EXERCISE – Write out the listing exactly as it is given.

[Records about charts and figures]
## BEGIN

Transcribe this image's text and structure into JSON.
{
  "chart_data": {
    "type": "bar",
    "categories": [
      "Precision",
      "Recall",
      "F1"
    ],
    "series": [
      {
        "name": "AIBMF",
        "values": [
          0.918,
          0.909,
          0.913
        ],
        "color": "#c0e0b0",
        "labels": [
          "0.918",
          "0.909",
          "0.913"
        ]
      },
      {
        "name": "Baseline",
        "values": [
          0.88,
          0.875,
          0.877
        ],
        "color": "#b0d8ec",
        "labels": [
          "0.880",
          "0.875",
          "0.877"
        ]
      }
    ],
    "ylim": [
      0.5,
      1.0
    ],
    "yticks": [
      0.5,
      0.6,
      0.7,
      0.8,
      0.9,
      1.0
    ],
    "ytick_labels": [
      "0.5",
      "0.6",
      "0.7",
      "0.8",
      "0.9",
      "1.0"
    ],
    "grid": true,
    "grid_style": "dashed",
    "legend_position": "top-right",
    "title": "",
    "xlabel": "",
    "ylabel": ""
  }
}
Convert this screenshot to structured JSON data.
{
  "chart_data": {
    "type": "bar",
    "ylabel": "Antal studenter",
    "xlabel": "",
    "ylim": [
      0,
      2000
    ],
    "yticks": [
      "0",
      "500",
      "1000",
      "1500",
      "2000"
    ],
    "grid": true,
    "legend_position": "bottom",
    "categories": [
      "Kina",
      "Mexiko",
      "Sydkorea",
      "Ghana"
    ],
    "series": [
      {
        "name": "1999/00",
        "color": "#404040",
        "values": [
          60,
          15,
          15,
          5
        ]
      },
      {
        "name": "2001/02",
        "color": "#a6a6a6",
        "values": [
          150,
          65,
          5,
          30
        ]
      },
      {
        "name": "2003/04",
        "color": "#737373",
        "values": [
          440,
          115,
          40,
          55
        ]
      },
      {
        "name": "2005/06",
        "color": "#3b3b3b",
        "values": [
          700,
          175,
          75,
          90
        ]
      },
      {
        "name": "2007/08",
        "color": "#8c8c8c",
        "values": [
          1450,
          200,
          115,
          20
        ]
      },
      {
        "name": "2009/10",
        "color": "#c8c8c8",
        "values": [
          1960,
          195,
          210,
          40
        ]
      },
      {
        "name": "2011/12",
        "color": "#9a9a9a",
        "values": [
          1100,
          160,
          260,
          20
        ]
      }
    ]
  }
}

## END

IN RESPONSE –
Transcribe this image's text and structure into JSON.
{
  "chart_data": {
    "type": "bar",
    "categories": [
      "Precision",
      "Recall",
      "F1"
    ],
    "series": [
      {
        "name": "AIBMF",
        "values": [
          0.918,
          0.909,
          0.913
        ],
        "color": "#c0e0b0",
        "labels": [
          "0.918",
          "0.909",
          "0.913"
        ]
      },
      {
        "name": "Baseline",
        "values": [
          0.88,
          0.875,
          0.877
        ],
        "color": "#b0d8ec",
        "labels": [
          "0.880",
          "0.875",
          "0.877"
        ]
      }
    ],
    "ylim": [
      0.5,
      1.0
    ],
    "yticks": [
      0.5,
      0.6,
      0.7,
      0.8,
      0.9,
      1.0
    ],
    "ytick_labels": [
      "0.5",
      "0.6",
      "0.7",
      "0.8",
      "0.9",
      "1.0"
    ],
    "grid": true,
    "grid_style": "dashed",
    "legend_position": "top-right",
    "title": "",
    "xlabel": "",
    "ylabel": ""
  }
}
Convert this screenshot to structured JSON data.
{
  "chart_data": {
    "type": "bar",
    "ylabel": "Antal studenter",
    "xlabel": "",
    "ylim": [
      0,
      2000
    ],
    "yticks": [
      "0",
      "500",
      "1000",
      "1500",
      "2000"
    ],
    "grid": true,
    "legend_position": "bottom",
    "categories": [
      "Kina",
      "Mexiko",
      "Sydkorea",
      "Ghana"
    ],
    "series": [
      {
        "name": "1999/00",
        "color": "#404040",
        "values": [
          60,
          15,
          15,
          5
        ]
      },
      {
        "name": "2001/02",
        "color": "#a6a6a6",
        "values": [
          150,
          65,
          5,
          30
        ]
      },
      {
        "name": "2003/04",
        "color": "#737373",
        "values": [
          440,
          115,
          40,
          55
        ]
      },
      {
        "name": "2005/06",
        "color": "#3b3b3b",
        "values": [
          700,
          175,
          75,
          90
        ]
      },
      {
        "name": "2007/08",
        "color": "#8c8c8c",
        "values": [
          1450,
          200,
          115,
          20
        ]
      },
      {
        "name": "2009/10",
        "color": "#c8c8c8",
        "values": [
          1960,
          195,
          210,
          40
        ]
      },
      {
        "name": "2011/12",
        "color": "#9a9a9a",
        "values": [
          1100,
          160,
          260,
          20
        ]
      }
    ]
  }
}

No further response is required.